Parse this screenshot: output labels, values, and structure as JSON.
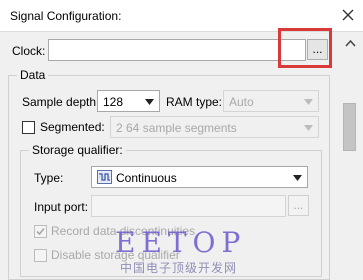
{
  "window": {
    "title": "Signal Configuration:"
  },
  "clock": {
    "label": "Clock:",
    "value": "",
    "browse_label": "..."
  },
  "data_group": {
    "legend": "Data",
    "sample_depth": {
      "label": "Sample depth:",
      "value": "128"
    },
    "ram_type": {
      "label": "RAM type:",
      "value": "Auto"
    },
    "segmented": {
      "label": "Segmented:",
      "checked": false,
      "value": "2  64 sample segments"
    }
  },
  "storage_qualifier": {
    "legend": "Storage qualifier:",
    "type": {
      "label": "Type:",
      "value": "Continuous",
      "icon": "continuous-waveform-icon"
    },
    "input_port": {
      "label": "Input port:",
      "value": "",
      "browse_label": "..."
    },
    "record_discontinuities": {
      "label": "Record data discontinuities",
      "checked": true
    },
    "disable_qualifier": {
      "label": "Disable storage qualifier",
      "checked": false
    }
  },
  "watermark": {
    "text": "EETOP",
    "subtext": "中国电子顶级开发网"
  },
  "colors": {
    "highlight": "#d83a3a",
    "watermark": "#6a5acd"
  }
}
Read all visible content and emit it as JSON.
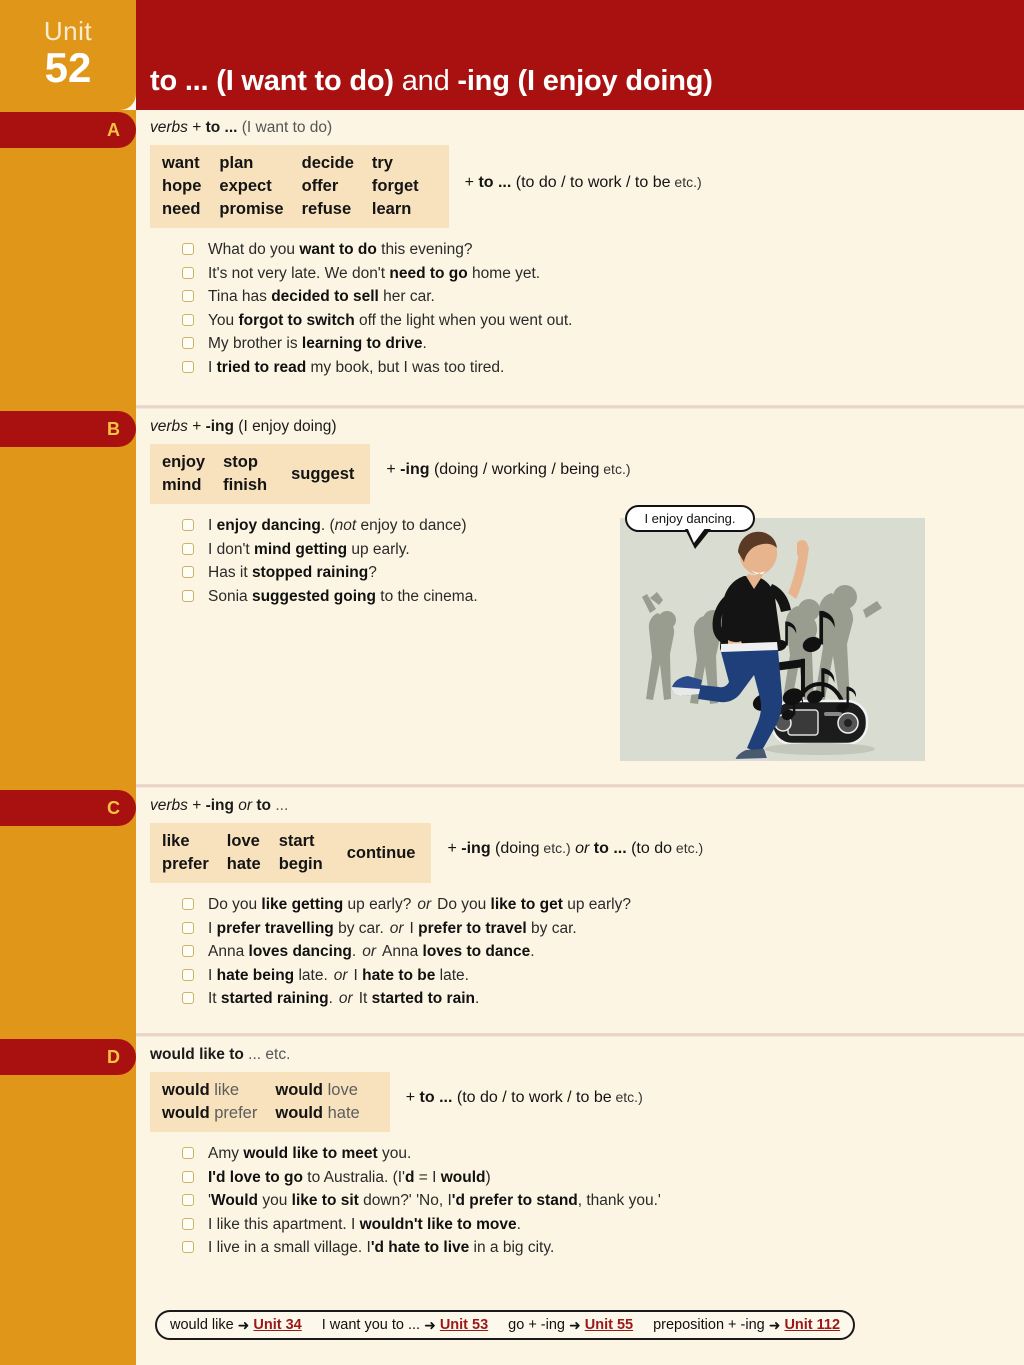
{
  "unit": {
    "word": "Unit",
    "number": "52"
  },
  "header": {
    "title_part1": "to ... (I want to do)",
    "title_and": " and ",
    "title_part2": "-ing (I enjoy doing)",
    "title_full": "to ... (I want to do) and -ing (I enjoy doing)"
  },
  "sections": [
    {
      "letter": "A",
      "heading_italic": "verbs",
      "heading_rest": " + ",
      "heading_bold": "to ...",
      "heading_tail": " (I want to do)",
      "verbs": [
        [
          "want",
          "plan",
          "decide",
          "try"
        ],
        [
          "hope",
          "expect",
          "offer",
          "forget"
        ],
        [
          "need",
          "promise",
          "refuse",
          "learn"
        ]
      ],
      "formula_plus": "+ ",
      "formula_bold": "to ...",
      "formula_rest": " (to do / to work / to be",
      "formula_etc": " etc.)",
      "examples": [
        [
          {
            "t": "What do you ",
            "w": "n"
          },
          {
            "t": "want to do",
            "w": "b"
          },
          {
            "t": " this evening?",
            "w": "n"
          }
        ],
        [
          {
            "t": "It's not very late. We don't ",
            "w": "n"
          },
          {
            "t": "need to go",
            "w": "b"
          },
          {
            "t": " home yet.",
            "w": "n"
          }
        ],
        [
          {
            "t": "Tina has ",
            "w": "n"
          },
          {
            "t": "decided to sell",
            "w": "b"
          },
          {
            "t": " her car.",
            "w": "n"
          }
        ],
        [
          {
            "t": "You ",
            "w": "n"
          },
          {
            "t": "forgot to switch",
            "w": "b"
          },
          {
            "t": " off the light when you went out.",
            "w": "n"
          }
        ],
        [
          {
            "t": "My brother is ",
            "w": "n"
          },
          {
            "t": "learning to drive",
            "w": "b"
          },
          {
            "t": ".",
            "w": "n"
          }
        ],
        [
          {
            "t": "I ",
            "w": "n"
          },
          {
            "t": "tried to read",
            "w": "b"
          },
          {
            "t": " my book, but I was too tired.",
            "w": "n"
          }
        ]
      ]
    },
    {
      "letter": "B",
      "heading_italic": "verbs",
      "heading_rest": " + ",
      "heading_bold": "-ing",
      "heading_tail": " (I enjoy doing)",
      "verbs": [
        [
          "enjoy",
          "stop"
        ],
        [
          "mind",
          "finish"
        ]
      ],
      "verb_merged": "suggest",
      "formula_plus": "+ ",
      "formula_bold": "-ing",
      "formula_rest": " (doing / working / being",
      "formula_etc": " etc.)",
      "examples": [
        [
          {
            "t": "I ",
            "w": "n"
          },
          {
            "t": "enjoy dancing",
            "w": "b"
          },
          {
            "t": ".   (",
            "w": "n"
          },
          {
            "t": "not",
            "w": "i"
          },
          {
            "t": " enjoy to dance)",
            "w": "n"
          }
        ],
        [
          {
            "t": "I don't ",
            "w": "n"
          },
          {
            "t": "mind getting",
            "w": "b"
          },
          {
            "t": " up early.",
            "w": "n"
          }
        ],
        [
          {
            "t": "Has it ",
            "w": "n"
          },
          {
            "t": "stopped raining",
            "w": "b"
          },
          {
            "t": "?",
            "w": "n"
          }
        ],
        [
          {
            "t": "Sonia ",
            "w": "n"
          },
          {
            "t": "suggested going",
            "w": "b"
          },
          {
            "t": " to the cinema.",
            "w": "n"
          }
        ]
      ],
      "illustration": {
        "speech_bubble": "I enjoy dancing.",
        "description": "man dancing with silhouettes, music notes and boombox"
      }
    },
    {
      "letter": "C",
      "heading_italic": "verbs",
      "heading_rest": " + ",
      "heading_bold": "-ing",
      "heading_or": " or ",
      "heading_bold2": "to",
      "heading_tail": " ...",
      "verbs": [
        [
          "like",
          "love",
          "start"
        ],
        [
          "prefer",
          "hate",
          "begin"
        ]
      ],
      "verb_merged": "continue",
      "formula_plus": "+ ",
      "formula_bold": "-ing",
      "formula_rest": " (doing",
      "formula_etc": " etc.)",
      "formula_or": " or ",
      "formula_bold2": "to ...",
      "formula_rest2": " (to do",
      "formula_etc2": " etc.)",
      "examples": [
        [
          {
            "t": "Do you ",
            "w": "n"
          },
          {
            "t": "like getting",
            "w": "b"
          },
          {
            "t": " up early?",
            "w": "n"
          },
          {
            "t": "or",
            "w": "or"
          },
          {
            "t": "Do you ",
            "w": "n"
          },
          {
            "t": "like to get",
            "w": "b"
          },
          {
            "t": " up early?",
            "w": "n"
          }
        ],
        [
          {
            "t": "I ",
            "w": "n"
          },
          {
            "t": "prefer travelling",
            "w": "b"
          },
          {
            "t": " by car.",
            "w": "n"
          },
          {
            "t": "or",
            "w": "or"
          },
          {
            "t": "I ",
            "w": "n"
          },
          {
            "t": "prefer to travel",
            "w": "b"
          },
          {
            "t": " by car.",
            "w": "n"
          }
        ],
        [
          {
            "t": "Anna ",
            "w": "n"
          },
          {
            "t": "loves dancing",
            "w": "b"
          },
          {
            "t": ".",
            "w": "n"
          },
          {
            "t": "or",
            "w": "or"
          },
          {
            "t": "Anna ",
            "w": "n"
          },
          {
            "t": "loves to dance",
            "w": "b"
          },
          {
            "t": ".",
            "w": "n"
          }
        ],
        [
          {
            "t": "I ",
            "w": "n"
          },
          {
            "t": "hate being",
            "w": "b"
          },
          {
            "t": " late.",
            "w": "n"
          },
          {
            "t": "or",
            "w": "or"
          },
          {
            "t": "I ",
            "w": "n"
          },
          {
            "t": "hate to be",
            "w": "b"
          },
          {
            "t": " late.",
            "w": "n"
          }
        ],
        [
          {
            "t": "It ",
            "w": "n"
          },
          {
            "t": "started raining",
            "w": "b"
          },
          {
            "t": ".",
            "w": "n"
          },
          {
            "t": "or",
            "w": "or"
          },
          {
            "t": "It ",
            "w": "n"
          },
          {
            "t": "started to rain",
            "w": "b"
          },
          {
            "t": ".",
            "w": "n"
          }
        ]
      ]
    },
    {
      "letter": "D",
      "heading_bold": "would like to",
      "heading_tail": " ... etc.",
      "verbs_pairs": [
        [
          {
            "bold": "would",
            "light": "like"
          },
          {
            "bold": "would",
            "light": "love"
          }
        ],
        [
          {
            "bold": "would",
            "light": "prefer"
          },
          {
            "bold": "would",
            "light": "hate"
          }
        ]
      ],
      "formula_plus": "+ ",
      "formula_bold": "to ...",
      "formula_rest": " (to do / to work / to be",
      "formula_etc": " etc.)",
      "examples": [
        [
          {
            "t": "Amy ",
            "w": "n"
          },
          {
            "t": "would like to meet",
            "w": "b"
          },
          {
            "t": " you.",
            "w": "n"
          }
        ],
        [
          {
            "t": "I'd love to go",
            "w": "b"
          },
          {
            "t": " to Australia.  (I'",
            "w": "n"
          },
          {
            "t": "d",
            "w": "b"
          },
          {
            "t": " = I ",
            "w": "n"
          },
          {
            "t": "would",
            "w": "b"
          },
          {
            "t": ")",
            "w": "n"
          }
        ],
        [
          {
            "t": "'",
            "w": "n"
          },
          {
            "t": "Would",
            "w": "b"
          },
          {
            "t": " you ",
            "w": "n"
          },
          {
            "t": "like to sit",
            "w": "b"
          },
          {
            "t": " down?'    'No, I",
            "w": "n"
          },
          {
            "t": "'d prefer to stand",
            "w": "b"
          },
          {
            "t": ", thank you.'",
            "w": "n"
          }
        ],
        [
          {
            "t": "I like this apartment.  I ",
            "w": "n"
          },
          {
            "t": "wouldn't like to move",
            "w": "b"
          },
          {
            "t": ".",
            "w": "n"
          }
        ],
        [
          {
            "t": "I live in a small village.  I",
            "w": "n"
          },
          {
            "t": "'d hate to live",
            "w": "b"
          },
          {
            "t": " in a big city.",
            "w": "n"
          }
        ]
      ]
    }
  ],
  "footer_refs": [
    {
      "label": "would like",
      "arrow": "➜",
      "unit": "Unit 34"
    },
    {
      "label": "I want you to ...",
      "arrow": "➜",
      "unit": "Unit 53"
    },
    {
      "label": "go + -ing",
      "arrow": "➜",
      "unit": "Unit 55"
    },
    {
      "label": "preposition + -ing",
      "arrow": "➜",
      "unit": "Unit 112"
    }
  ],
  "colors": {
    "red": "#a8110f",
    "orange": "#e09719",
    "page_bg": "#fdf8ec",
    "panel_bg": "#fdf5e3",
    "verbbox_bg": "#f7e2bd",
    "tab_letter": "#f6c343",
    "link_red": "#9a1818"
  }
}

• • •

Directions
Pick out each line containing "prefer" and report it.

Solution below
          "prefer",
            "t": "prefer travelling",
            "t": "prefer to travel",
            "light": "prefer"
            "t": "'d prefer to stand",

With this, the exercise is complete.